Top of Extract

Each trip corresponds to a period in European history.



The Heat (Photo courtesy of Jeff Johnston)


The title of the first section of the book, ‘The Heat’, alludes not only to the blistering summer temperatures of Central Asia encountered during a first trip to Kazakhstan (made in July 1993) but also to the rise in political heat generated by friction between quarrelling European powers that culminated in the Russian Revolution, two World Wars and the Soviet Union’s transformation from inter-war isolation to a post-war colossus that defeated Nazi Germany. Karl Marx’s critique of nineteenth-century capitalism is compared and contrasted with late twentieth-century capitalism as demonstrated by the ups and downs of life as a long-distance truck driver.


The Freeze (Photo courtesy of Jeff Johnston)


The second section, ‘The Freeze’, will parallel a winter expedition to Kazakhstan in December 1993 on roads covered in snow and ice with the Cold War stand-off between western democracy (in which consciousness was meant to dictate life) and Soviet despotism (in which life was intended to dictate consciousness). Marx’s vision of communist abundance and emancipation is juxtaposed with the post-war repression of Soviet and Eastern Europe populations by Stalin, Khrushchev and Brezhnev.



The Thaw (Photo Courtesy of Lenny Coulson)



Spring in Russia is a time of melting snow and ice and flooded roads. The third and final section, ‘The Thaw’, will describe a journey made to Moscow and the Baltic States in April 1994. It will also examine the political thaw instigated by Gorbachev’s reforms and the velvet revolutions that subsequently took place in Eastern Europe in 1989 before the collapse of the Soviet Union in 1991 and the end of the Cold War.

Snow and ice, the ineptitude of local drivers, armed robbery and mechanical failure were all dangers in these journeys to the former republics of the Soviet Union. Ultimately Karl Marx and Careful Driving is intended to be an examination of human nature itself. What is it to be human? And what is it to be inhuman? The book that perhaps comes closest to the concept I have in mind is Zen and the Art of Motorcycle Maintenance, in which Robert M. Pirsig uses a motorcycle journey across the United States to expound his philosophical theories.

Bottom of Extract
Top of Given records

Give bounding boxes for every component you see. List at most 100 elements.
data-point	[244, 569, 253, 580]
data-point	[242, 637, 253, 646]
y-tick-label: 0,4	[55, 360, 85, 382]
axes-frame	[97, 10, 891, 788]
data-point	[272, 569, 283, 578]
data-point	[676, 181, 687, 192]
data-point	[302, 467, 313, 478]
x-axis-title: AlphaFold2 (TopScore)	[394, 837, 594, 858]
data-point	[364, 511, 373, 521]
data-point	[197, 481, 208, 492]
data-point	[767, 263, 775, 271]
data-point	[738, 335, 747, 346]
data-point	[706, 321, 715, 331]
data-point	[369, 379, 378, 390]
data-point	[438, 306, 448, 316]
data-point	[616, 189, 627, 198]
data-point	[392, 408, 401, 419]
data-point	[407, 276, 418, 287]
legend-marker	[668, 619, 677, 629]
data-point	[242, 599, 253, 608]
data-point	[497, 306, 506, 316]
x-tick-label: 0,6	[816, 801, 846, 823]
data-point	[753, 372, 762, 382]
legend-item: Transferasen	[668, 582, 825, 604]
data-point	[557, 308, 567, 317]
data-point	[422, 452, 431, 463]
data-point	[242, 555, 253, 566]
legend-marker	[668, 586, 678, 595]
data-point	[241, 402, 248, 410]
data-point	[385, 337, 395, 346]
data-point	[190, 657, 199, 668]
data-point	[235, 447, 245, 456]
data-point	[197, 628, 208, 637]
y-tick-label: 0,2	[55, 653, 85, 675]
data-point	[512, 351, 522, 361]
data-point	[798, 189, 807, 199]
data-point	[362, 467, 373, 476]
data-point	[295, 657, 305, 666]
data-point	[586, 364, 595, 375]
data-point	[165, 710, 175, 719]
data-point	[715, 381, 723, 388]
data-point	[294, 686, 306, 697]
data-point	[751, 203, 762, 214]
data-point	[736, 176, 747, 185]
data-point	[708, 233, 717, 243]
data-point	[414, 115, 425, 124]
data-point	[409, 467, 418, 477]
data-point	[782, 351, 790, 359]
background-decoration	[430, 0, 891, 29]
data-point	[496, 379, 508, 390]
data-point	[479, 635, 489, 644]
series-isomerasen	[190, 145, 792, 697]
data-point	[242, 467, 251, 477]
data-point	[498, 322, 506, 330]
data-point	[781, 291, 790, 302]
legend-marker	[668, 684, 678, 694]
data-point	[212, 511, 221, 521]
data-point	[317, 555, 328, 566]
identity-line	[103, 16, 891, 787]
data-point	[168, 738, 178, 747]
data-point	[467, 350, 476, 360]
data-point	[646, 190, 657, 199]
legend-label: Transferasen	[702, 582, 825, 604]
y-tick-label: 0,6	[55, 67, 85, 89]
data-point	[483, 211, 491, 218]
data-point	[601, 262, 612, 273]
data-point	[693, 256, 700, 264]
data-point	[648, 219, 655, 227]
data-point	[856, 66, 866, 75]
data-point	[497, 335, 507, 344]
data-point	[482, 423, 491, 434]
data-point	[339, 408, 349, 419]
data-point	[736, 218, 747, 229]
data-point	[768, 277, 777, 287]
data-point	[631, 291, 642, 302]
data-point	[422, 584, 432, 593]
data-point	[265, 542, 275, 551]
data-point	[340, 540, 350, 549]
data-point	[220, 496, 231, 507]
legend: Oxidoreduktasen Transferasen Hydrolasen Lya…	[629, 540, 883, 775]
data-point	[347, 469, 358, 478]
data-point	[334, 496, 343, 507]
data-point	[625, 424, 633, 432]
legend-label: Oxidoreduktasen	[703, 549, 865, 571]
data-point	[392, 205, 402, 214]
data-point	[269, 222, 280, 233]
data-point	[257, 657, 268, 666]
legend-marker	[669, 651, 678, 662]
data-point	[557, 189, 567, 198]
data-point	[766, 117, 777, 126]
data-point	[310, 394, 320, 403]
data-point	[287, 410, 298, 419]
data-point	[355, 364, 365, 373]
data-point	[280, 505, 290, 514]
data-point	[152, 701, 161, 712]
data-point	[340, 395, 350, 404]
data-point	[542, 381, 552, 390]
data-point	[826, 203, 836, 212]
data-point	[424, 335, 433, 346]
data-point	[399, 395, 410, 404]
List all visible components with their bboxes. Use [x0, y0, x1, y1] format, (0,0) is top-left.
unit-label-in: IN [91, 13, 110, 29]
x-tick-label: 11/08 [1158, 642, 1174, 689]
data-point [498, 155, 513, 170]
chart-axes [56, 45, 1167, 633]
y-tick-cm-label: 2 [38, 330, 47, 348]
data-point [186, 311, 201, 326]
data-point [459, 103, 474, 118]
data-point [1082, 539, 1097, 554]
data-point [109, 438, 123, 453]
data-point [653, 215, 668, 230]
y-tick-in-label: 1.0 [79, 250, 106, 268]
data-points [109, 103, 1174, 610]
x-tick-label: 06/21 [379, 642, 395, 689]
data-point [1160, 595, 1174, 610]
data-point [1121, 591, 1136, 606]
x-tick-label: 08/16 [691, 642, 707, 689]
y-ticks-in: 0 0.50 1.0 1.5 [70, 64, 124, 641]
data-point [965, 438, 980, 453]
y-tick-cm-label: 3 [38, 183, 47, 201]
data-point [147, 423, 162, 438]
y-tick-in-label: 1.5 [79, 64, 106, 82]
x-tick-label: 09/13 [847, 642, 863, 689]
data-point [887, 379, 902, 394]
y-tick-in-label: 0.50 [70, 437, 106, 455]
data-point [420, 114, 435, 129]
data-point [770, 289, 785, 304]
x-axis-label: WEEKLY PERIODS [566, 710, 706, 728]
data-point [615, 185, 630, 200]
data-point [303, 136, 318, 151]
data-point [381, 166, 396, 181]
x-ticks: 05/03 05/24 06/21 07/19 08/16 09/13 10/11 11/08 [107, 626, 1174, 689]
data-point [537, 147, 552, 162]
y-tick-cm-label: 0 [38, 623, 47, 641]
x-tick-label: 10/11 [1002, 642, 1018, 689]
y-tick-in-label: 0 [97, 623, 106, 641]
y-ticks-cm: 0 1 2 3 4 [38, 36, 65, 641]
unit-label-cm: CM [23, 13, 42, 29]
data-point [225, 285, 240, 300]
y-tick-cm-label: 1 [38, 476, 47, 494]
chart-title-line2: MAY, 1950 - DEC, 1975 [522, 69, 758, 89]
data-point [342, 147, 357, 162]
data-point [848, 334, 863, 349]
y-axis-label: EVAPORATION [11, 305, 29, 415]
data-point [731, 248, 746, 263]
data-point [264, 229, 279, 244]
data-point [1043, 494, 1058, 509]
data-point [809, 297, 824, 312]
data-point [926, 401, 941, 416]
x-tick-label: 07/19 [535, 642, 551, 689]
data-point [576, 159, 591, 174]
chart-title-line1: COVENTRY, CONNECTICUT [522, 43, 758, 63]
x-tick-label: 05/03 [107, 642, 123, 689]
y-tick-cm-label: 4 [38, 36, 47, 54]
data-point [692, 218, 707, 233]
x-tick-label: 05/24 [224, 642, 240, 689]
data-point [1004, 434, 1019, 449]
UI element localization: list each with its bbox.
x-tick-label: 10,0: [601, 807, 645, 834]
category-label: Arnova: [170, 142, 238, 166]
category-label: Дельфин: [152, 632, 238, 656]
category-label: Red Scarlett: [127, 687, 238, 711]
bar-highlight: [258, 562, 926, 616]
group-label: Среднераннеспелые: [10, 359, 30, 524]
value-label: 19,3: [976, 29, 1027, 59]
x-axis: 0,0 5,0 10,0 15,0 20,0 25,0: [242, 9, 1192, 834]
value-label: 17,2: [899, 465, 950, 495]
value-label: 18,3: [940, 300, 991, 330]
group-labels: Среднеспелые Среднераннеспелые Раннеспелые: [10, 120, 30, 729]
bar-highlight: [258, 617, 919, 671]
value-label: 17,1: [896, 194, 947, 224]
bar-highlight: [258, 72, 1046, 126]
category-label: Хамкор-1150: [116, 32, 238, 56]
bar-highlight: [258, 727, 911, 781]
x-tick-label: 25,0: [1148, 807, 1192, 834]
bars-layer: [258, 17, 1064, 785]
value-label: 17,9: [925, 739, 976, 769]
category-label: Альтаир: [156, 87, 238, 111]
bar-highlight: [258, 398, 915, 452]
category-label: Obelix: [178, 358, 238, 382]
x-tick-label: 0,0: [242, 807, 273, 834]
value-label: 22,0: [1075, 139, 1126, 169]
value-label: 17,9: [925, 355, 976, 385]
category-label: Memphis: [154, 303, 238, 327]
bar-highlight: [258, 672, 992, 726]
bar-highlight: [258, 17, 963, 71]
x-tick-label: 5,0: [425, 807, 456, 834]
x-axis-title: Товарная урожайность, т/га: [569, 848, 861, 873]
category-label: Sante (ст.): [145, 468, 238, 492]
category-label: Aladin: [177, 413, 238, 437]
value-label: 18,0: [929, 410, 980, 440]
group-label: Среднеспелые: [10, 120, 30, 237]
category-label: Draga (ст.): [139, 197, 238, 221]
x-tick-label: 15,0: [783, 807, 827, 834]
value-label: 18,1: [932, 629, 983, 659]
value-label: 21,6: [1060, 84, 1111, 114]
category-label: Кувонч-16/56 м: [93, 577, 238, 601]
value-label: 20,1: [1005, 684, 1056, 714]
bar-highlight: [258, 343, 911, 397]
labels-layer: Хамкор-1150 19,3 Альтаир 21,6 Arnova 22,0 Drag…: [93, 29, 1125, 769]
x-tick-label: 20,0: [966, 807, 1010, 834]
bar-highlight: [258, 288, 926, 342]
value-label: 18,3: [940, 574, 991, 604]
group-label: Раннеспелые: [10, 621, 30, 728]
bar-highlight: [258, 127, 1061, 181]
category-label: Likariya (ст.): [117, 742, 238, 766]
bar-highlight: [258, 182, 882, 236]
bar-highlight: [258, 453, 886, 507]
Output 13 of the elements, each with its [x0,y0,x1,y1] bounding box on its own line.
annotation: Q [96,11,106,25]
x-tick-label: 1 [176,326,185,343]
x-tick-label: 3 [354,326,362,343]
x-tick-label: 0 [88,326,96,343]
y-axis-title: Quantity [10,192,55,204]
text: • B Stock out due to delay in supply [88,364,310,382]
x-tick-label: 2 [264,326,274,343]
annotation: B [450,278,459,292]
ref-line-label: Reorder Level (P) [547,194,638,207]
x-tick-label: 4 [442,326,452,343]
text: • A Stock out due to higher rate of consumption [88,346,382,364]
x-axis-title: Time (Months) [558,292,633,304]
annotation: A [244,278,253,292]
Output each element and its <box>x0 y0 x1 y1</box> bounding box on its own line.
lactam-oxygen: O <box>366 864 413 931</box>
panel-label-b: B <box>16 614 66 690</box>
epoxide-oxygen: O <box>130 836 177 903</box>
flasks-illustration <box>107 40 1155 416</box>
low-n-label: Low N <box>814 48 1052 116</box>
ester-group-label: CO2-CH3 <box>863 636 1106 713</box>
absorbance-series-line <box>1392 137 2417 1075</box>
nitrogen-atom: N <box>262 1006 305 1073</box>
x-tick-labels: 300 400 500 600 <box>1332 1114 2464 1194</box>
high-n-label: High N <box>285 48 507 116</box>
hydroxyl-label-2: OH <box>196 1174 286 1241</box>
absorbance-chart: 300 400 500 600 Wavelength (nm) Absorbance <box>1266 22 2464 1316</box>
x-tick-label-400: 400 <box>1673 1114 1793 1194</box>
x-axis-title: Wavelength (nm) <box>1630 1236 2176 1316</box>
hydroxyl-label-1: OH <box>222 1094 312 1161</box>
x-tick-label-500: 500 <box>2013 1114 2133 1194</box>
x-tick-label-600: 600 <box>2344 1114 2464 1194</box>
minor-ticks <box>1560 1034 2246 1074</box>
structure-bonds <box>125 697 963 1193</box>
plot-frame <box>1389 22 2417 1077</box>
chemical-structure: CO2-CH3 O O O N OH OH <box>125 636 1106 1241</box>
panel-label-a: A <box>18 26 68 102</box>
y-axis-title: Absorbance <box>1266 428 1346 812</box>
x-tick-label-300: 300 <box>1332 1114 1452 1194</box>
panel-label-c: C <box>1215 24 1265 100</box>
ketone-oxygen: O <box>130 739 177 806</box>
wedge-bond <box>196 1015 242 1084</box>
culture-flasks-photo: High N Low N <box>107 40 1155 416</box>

Bottom of Given records

**To do**.
**A.** According to the book outline, in what month and year was the winter expedition to Kazakhstan made?
**B.** Edit the book outline starting with "The Heat (Photo" and going on through "Freeze (Photo courtesy of Jeff Johnston)", putting "scorching" in place of "blistering".

**Answers below**.
**A.** December 1993

**B.**
The Heat (Photo courtesy of Jeff Johnston)


The title of the first section of the book, ‘The Heat’, alludes not only to the scorching summer temperatures of Central Asia encountered during a first trip to Kazakhstan (made in July 1993) but also to the rise in political heat generated by friction between quarrelling European powers that culminated in the Russian Revolution, two World Wars and the Soviet Union’s transformation from inter-war isolation to a post-war colossus that defeated Nazi Germany. Karl Marx’s critique of nineteenth-century capitalism is compared and contrasted with late twentieth-century capitalism as demonstrated by the ups and downs of life as a long-distance truck driver.


The Freeze (Photo courtesy of Jeff Johnston)